Annotated element listings
↓↓↓

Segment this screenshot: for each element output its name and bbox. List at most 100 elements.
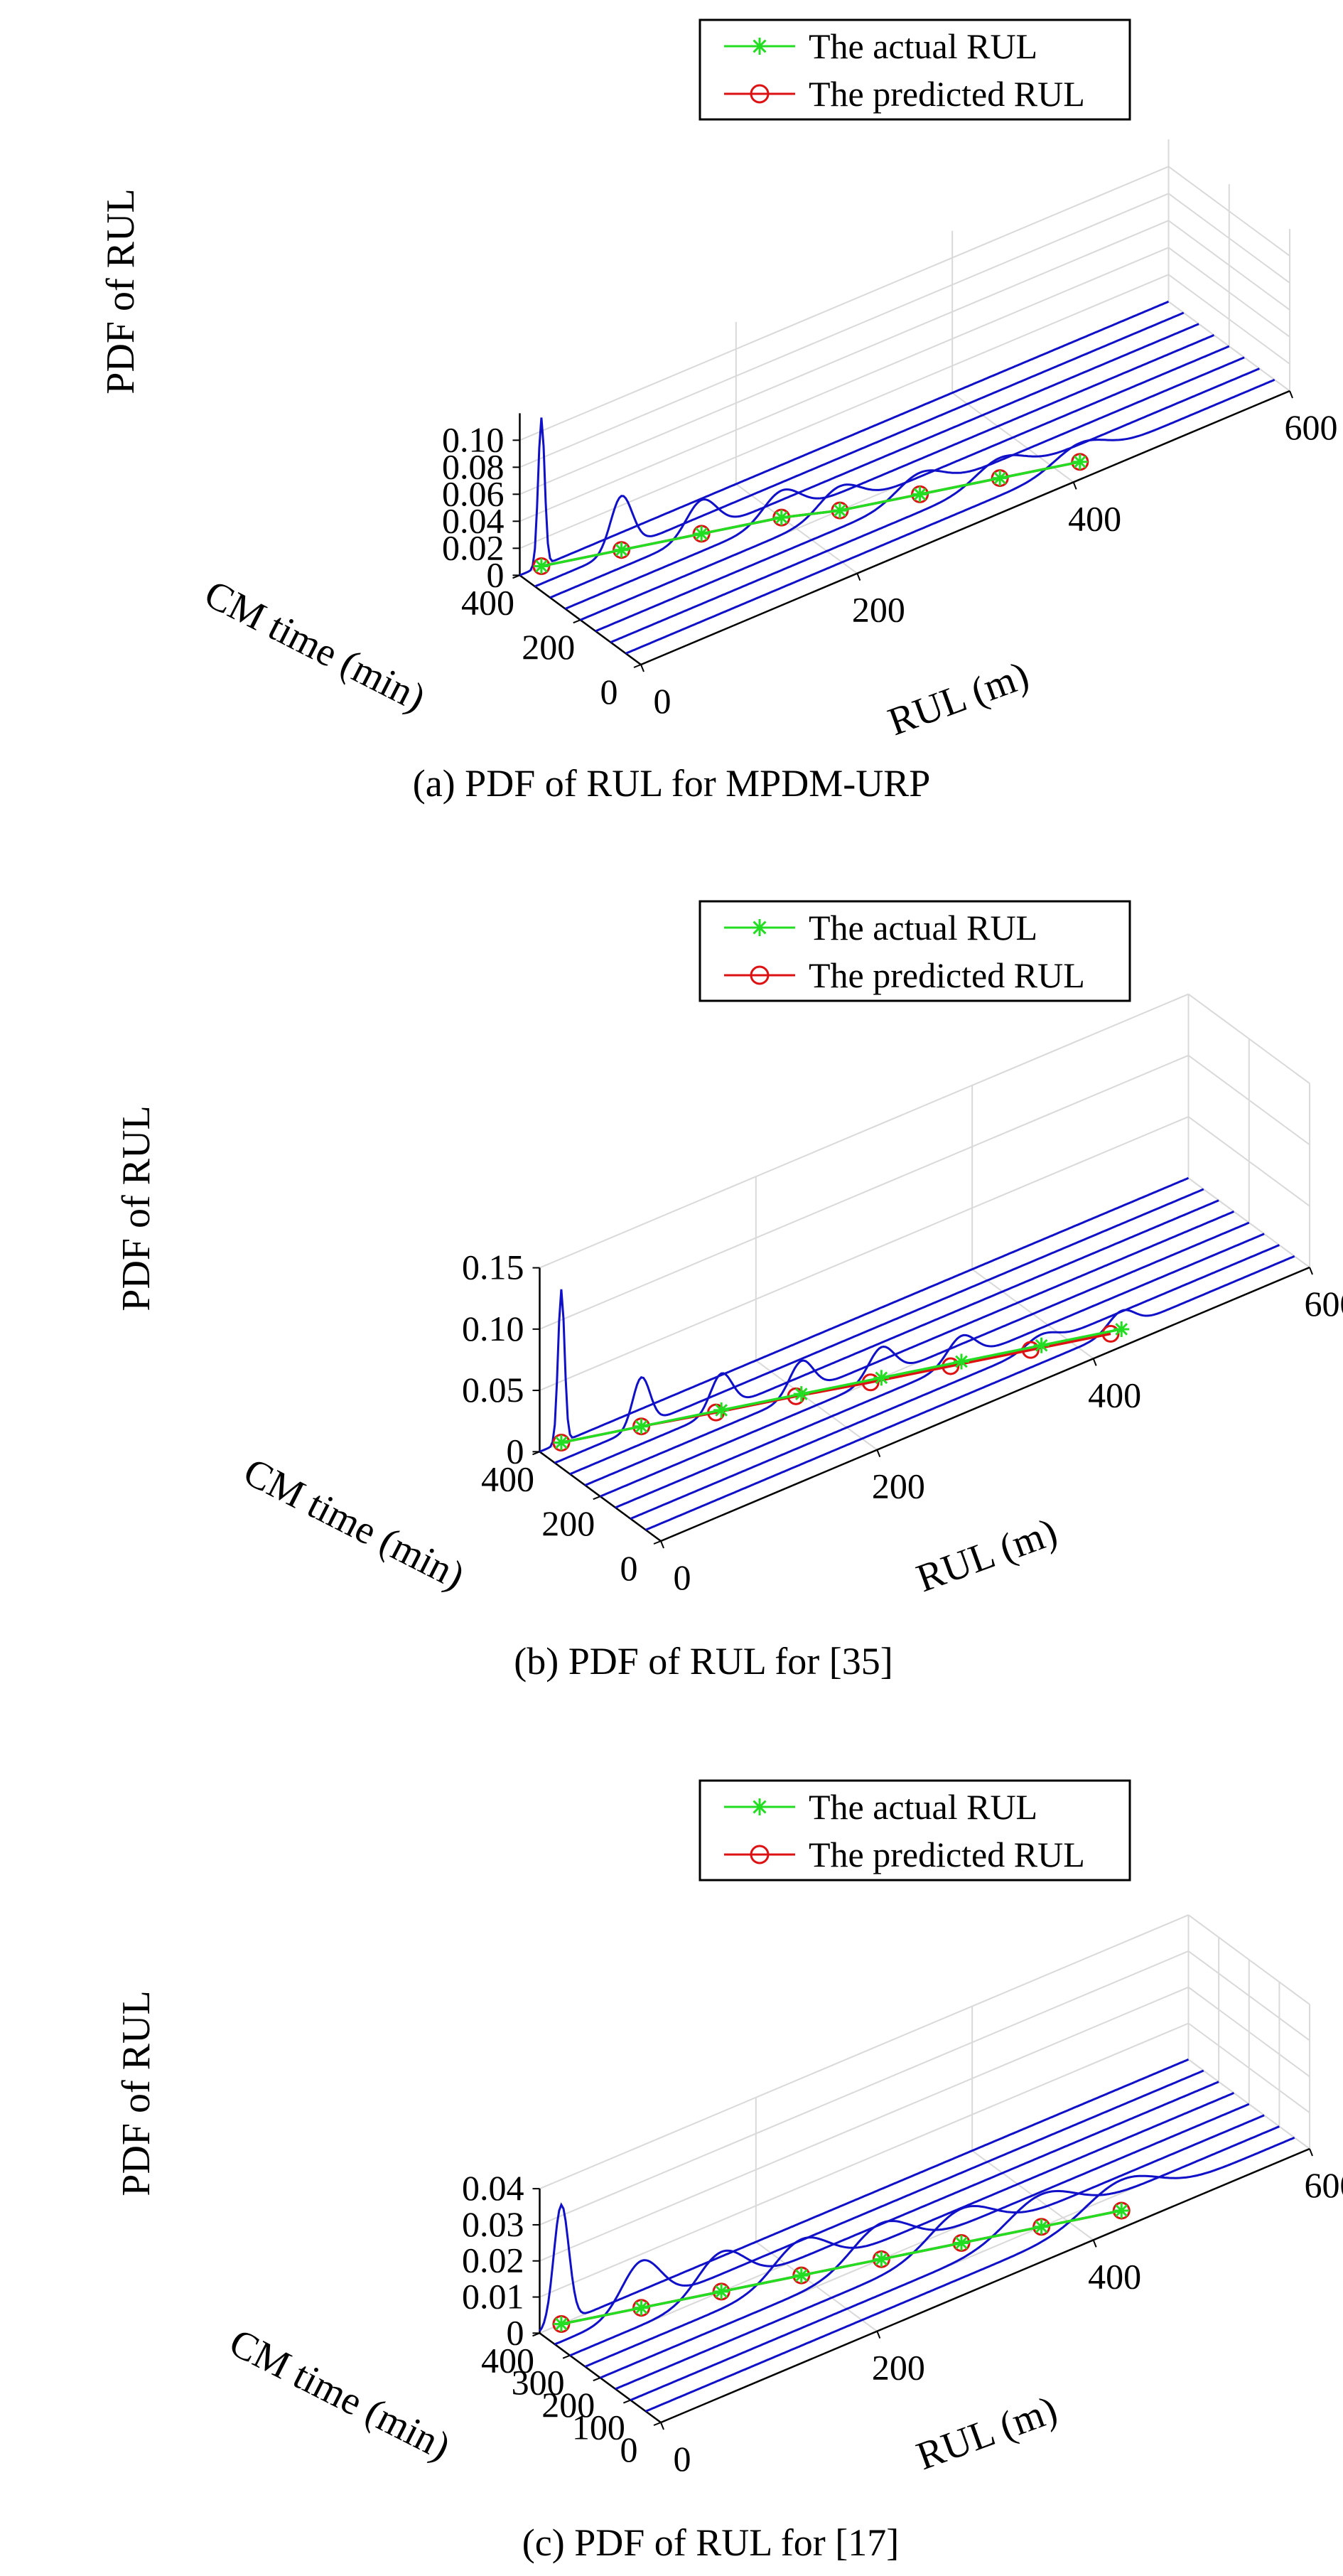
x-tick-label: 400: [1088, 2256, 1141, 2296]
grid-wall-z: [539, 1986, 1189, 2262]
y-tick-mark: [593, 2377, 601, 2382]
grid-wall-z: [539, 1054, 1189, 1330]
actual-rul-marker: [992, 470, 1008, 486]
star-stroke: [635, 1420, 648, 1433]
z-axis-label: PDF of RUL: [114, 1990, 158, 2196]
pdf-curve-50: [625, 378, 1275, 655]
pdf-curve-300: [569, 1199, 1219, 1476]
y-tick-mark: [593, 1496, 601, 1501]
pdf-curves: [539, 2058, 1295, 2413]
grid-lines: [519, 139, 1291, 665]
legend-label: The predicted RUL: [809, 1835, 1085, 1874]
star-stroke: [753, 1800, 767, 1814]
z-tick-label: 0.03: [462, 2204, 524, 2244]
y-tick-label: 100: [572, 2408, 625, 2447]
x-tick-mark: [660, 2422, 664, 2430]
pdf-curve-350: [534, 311, 1185, 588]
x-tick-label: 200: [872, 2348, 925, 2388]
z-tick-label: 0.15: [462, 1247, 524, 1287]
actual-rul-marker: [713, 2283, 730, 2299]
panel-caption: (a) PDF of RUL for MPDM-URP: [413, 762, 931, 805]
y-tick-label: 0: [600, 672, 618, 712]
legend: The actual RUL The predicted RUL: [699, 1779, 1131, 1882]
pdf-curve-100: [630, 1244, 1280, 1520]
star-stroke: [555, 1436, 568, 1449]
pdf-curve-150: [615, 1233, 1265, 1509]
y-axis-label: CM time (min): [237, 1449, 471, 1598]
x-tick-mark: [640, 664, 644, 672]
y-tick-mark: [633, 664, 642, 668]
y-tick-label: 200: [541, 1503, 595, 1543]
pdf-curve-350: [554, 1188, 1204, 1464]
pdf-curve-50: [645, 2136, 1295, 2413]
pdf-curve-250: [584, 1211, 1234, 1486]
actual-rul-marker: [633, 1418, 649, 1434]
pdf-curve-200: [600, 2103, 1250, 2379]
actual-rul-marker: [633, 2299, 649, 2316]
star-stroke: [1073, 455, 1086, 468]
grid-side-z: [1187, 2022, 1310, 2113]
actual-rul-marker: [873, 1370, 890, 1386]
chart-panel-1: 0200400600020040000.020.040.060.080.10PD…: [99, 18, 1338, 805]
pdf-curve-150: [615, 2114, 1265, 2390]
star-stroke: [1035, 2220, 1048, 2233]
star-stroke: [794, 1388, 808, 1400]
actual-rul-marker: [553, 1434, 569, 1451]
y-tick-label: 200: [541, 2385, 595, 2425]
legend: The actual RUL The predicted RUL: [699, 900, 1131, 1002]
star-stroke: [1115, 1323, 1128, 1336]
actual-rul-marker: [1033, 2218, 1050, 2235]
x-axis-label: RUL (m): [883, 653, 1035, 744]
actual-rul-marker: [533, 558, 549, 574]
grid-side-z: [1167, 247, 1290, 338]
star-stroke: [753, 921, 767, 935]
legend-label: The predicted RUL: [809, 955, 1085, 995]
star-stroke: [715, 1404, 728, 1417]
legend-marker-circle: [750, 1845, 770, 1864]
pdf-curves: [539, 1176, 1295, 1531]
x-tick-mark: [1309, 2148, 1313, 2157]
y-tick-mark: [653, 1540, 662, 1545]
grid-lines: [539, 1914, 1311, 2423]
y-tick-label: 300: [512, 2363, 565, 2403]
actual-rul-line: [541, 461, 1081, 568]
x-axis-label: RUL (m): [911, 1510, 1063, 1601]
grid-wall-z: [539, 993, 1189, 1269]
grid-wall-z: [519, 193, 1169, 468]
pdf-curve-50: [645, 1255, 1295, 1531]
x-tick-mark: [1092, 2239, 1097, 2248]
z-tick-label: 0.04: [462, 2168, 524, 2208]
actual-rul-marker: [1113, 2202, 1130, 2218]
actual-rul-marker: [912, 486, 928, 503]
y-tick-label: 400: [481, 2340, 534, 2380]
star-stroke: [875, 2253, 888, 2266]
actual-rul-marker: [694, 525, 710, 542]
actual-rul-marker: [793, 2268, 809, 2284]
pdf-curve-150: [595, 356, 1245, 633]
actual-rul-marker: [773, 510, 789, 526]
grid-lines: [539, 993, 1311, 1542]
z-tick-label: 0.01: [462, 2277, 524, 2317]
x-tick-mark: [1092, 1358, 1097, 1366]
x-tick-label: 0: [674, 1557, 691, 1597]
pdf-curve-400: [539, 1176, 1190, 1453]
actual-rul-marker: [1033, 1337, 1050, 1353]
z-tick-label: 0: [506, 2312, 524, 2352]
grid-side-z: [1187, 1950, 1310, 2041]
z-tick-label: 0.02: [442, 527, 505, 567]
star-stroke: [875, 1371, 888, 1385]
z-tick-label: 0: [506, 1431, 524, 1471]
star-stroke: [955, 2236, 968, 2250]
actual-rul-marker: [873, 2251, 890, 2268]
legend-marker-circle: [750, 84, 770, 104]
legend-label: The actual RUL: [809, 1787, 1037, 1827]
grid-side-z: [1187, 1054, 1310, 1146]
x-axis-line: [660, 1266, 1310, 1542]
x-tick-label: 0: [674, 2439, 691, 2479]
actual-rul-marker: [1113, 1321, 1130, 1337]
pdf-curves: [519, 300, 1275, 655]
grid-wall-z: [539, 1950, 1189, 2226]
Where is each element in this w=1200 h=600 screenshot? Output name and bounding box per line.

↑↑↑

* **Request**
Update all of the rows above by changing "star-stroke" to "star-outline" everywhere it occurs, with everything else left as it is. Leave the pictures out of your answer.

* **Result below**
Segment this screenshot: for each element output its name and bbox. List at most 100 elements.
x-tick-label: 400: [1088, 2256, 1141, 2296]
grid-wall-z: [539, 1986, 1189, 2262]
y-tick-mark: [593, 2377, 601, 2382]
grid-wall-z: [539, 1054, 1189, 1330]
actual-rul-marker: [992, 470, 1008, 486]
star-outline: [635, 1420, 648, 1433]
z-axis-label: PDF of RUL: [114, 1990, 158, 2196]
pdf-curve-50: [625, 378, 1275, 655]
pdf-curve-300: [569, 1199, 1219, 1476]
y-tick-mark: [593, 1496, 601, 1501]
pdf-curves: [539, 2058, 1295, 2413]
grid-lines: [519, 139, 1291, 665]
legend-label: The predicted RUL: [809, 1835, 1085, 1874]
star-outline: [753, 1800, 767, 1814]
z-tick-label: 0.03: [462, 2204, 524, 2244]
y-tick-label: 100: [572, 2408, 625, 2447]
x-tick-mark: [660, 2422, 664, 2430]
pdf-curve-350: [534, 311, 1185, 588]
x-tick-label: 200: [872, 2348, 925, 2388]
z-tick-label: 0.15: [462, 1247, 524, 1287]
actual-rul-marker: [713, 2283, 730, 2299]
panel-caption: (a) PDF of RUL for MPDM-URP: [413, 762, 931, 805]
y-tick-label: 0: [600, 672, 618, 712]
legend: The actual RUL The predicted RUL: [699, 1779, 1131, 1882]
pdf-curve-100: [630, 1244, 1280, 1520]
star-outline: [555, 1436, 568, 1449]
pdf-curve-150: [615, 1233, 1265, 1509]
y-axis-label: CM time (min): [237, 1449, 471, 1598]
x-tick-mark: [640, 664, 644, 672]
y-tick-mark: [633, 664, 642, 668]
y-tick-label: 200: [541, 1503, 595, 1543]
pdf-curve-350: [554, 1188, 1204, 1464]
pdf-curve-50: [645, 2136, 1295, 2413]
pdf-curve-250: [584, 1211, 1234, 1486]
actual-rul-marker: [633, 1418, 649, 1434]
pdf-curve-200: [600, 2103, 1250, 2379]
actual-rul-marker: [633, 2299, 649, 2316]
star-outline: [1073, 455, 1086, 468]
grid-side-z: [1187, 2022, 1310, 2113]
actual-rul-marker: [873, 1370, 890, 1386]
chart-panel-1: 0200400600020040000.020.040.060.080.10PD…: [99, 18, 1338, 805]
pdf-curve-150: [615, 2114, 1265, 2390]
star-outline: [1035, 2220, 1048, 2233]
star-outline: [794, 1388, 808, 1400]
actual-rul-marker: [553, 1434, 569, 1451]
y-tick-label: 200: [541, 2385, 595, 2425]
legend: The actual RUL The predicted RUL: [699, 900, 1131, 1002]
star-outline: [1115, 1323, 1128, 1336]
actual-rul-marker: [1033, 2218, 1050, 2235]
x-axis-label: RUL (m): [883, 653, 1035, 744]
actual-rul-marker: [533, 558, 549, 574]
grid-side-z: [1167, 247, 1290, 338]
star-outline: [753, 921, 767, 935]
legend-label: The predicted RUL: [809, 955, 1085, 995]
star-outline: [715, 1404, 728, 1417]
legend-marker-circle: [750, 1845, 770, 1864]
pdf-curves: [539, 1176, 1295, 1531]
x-tick-mark: [1309, 2148, 1313, 2157]
y-tick-mark: [653, 1540, 662, 1545]
grid-lines: [539, 1914, 1311, 2423]
y-tick-label: 300: [512, 2363, 565, 2403]
actual-rul-line: [541, 461, 1081, 568]
x-axis-label: RUL (m): [911, 1510, 1063, 1601]
grid-wall-z: [539, 993, 1189, 1269]
grid-wall-z: [519, 193, 1169, 468]
pdf-curve-50: [645, 1255, 1295, 1531]
x-tick-mark: [1092, 2239, 1097, 2248]
z-tick-label: 0.04: [462, 2168, 524, 2208]
actual-rul-marker: [1113, 2202, 1130, 2218]
actual-rul-marker: [912, 486, 928, 503]
y-tick-label: 400: [481, 2340, 534, 2380]
star-outline: [875, 2253, 888, 2266]
actual-rul-marker: [694, 525, 710, 542]
actual-rul-marker: [793, 2268, 809, 2284]
pdf-curve-150: [595, 356, 1245, 633]
actual-rul-marker: [773, 510, 789, 526]
grid-lines: [539, 993, 1311, 1542]
z-tick-label: 0.01: [462, 2277, 524, 2317]
x-tick-mark: [1092, 1358, 1097, 1366]
x-tick-label: 0: [674, 1557, 691, 1597]
pdf-curve-400: [539, 1176, 1190, 1453]
actual-rul-marker: [1033, 1337, 1050, 1353]
z-tick-label: 0: [506, 2312, 524, 2352]
grid-side-z: [1187, 1950, 1310, 2041]
z-tick-label: 0.02: [442, 527, 505, 567]
star-outline: [875, 1371, 888, 1385]
z-tick-label: 0: [506, 1431, 524, 1471]
star-outline: [955, 2236, 968, 2250]
actual-rul-marker: [873, 2251, 890, 2268]
legend-marker-circle: [750, 84, 770, 104]
legend-label: The actual RUL: [809, 1787, 1037, 1827]
grid-side-z: [1187, 1054, 1310, 1146]
x-axis-line: [660, 1266, 1310, 1542]
x-tick-label: 0: [674, 2439, 691, 2479]
actual-rul-marker: [1113, 1321, 1130, 1337]
pdf-curves: [519, 300, 1275, 655]
grid-wall-z: [539, 1950, 1189, 2226]
Where is each element in this w=1200 h=600 screenshot? Output name and bounding box per line.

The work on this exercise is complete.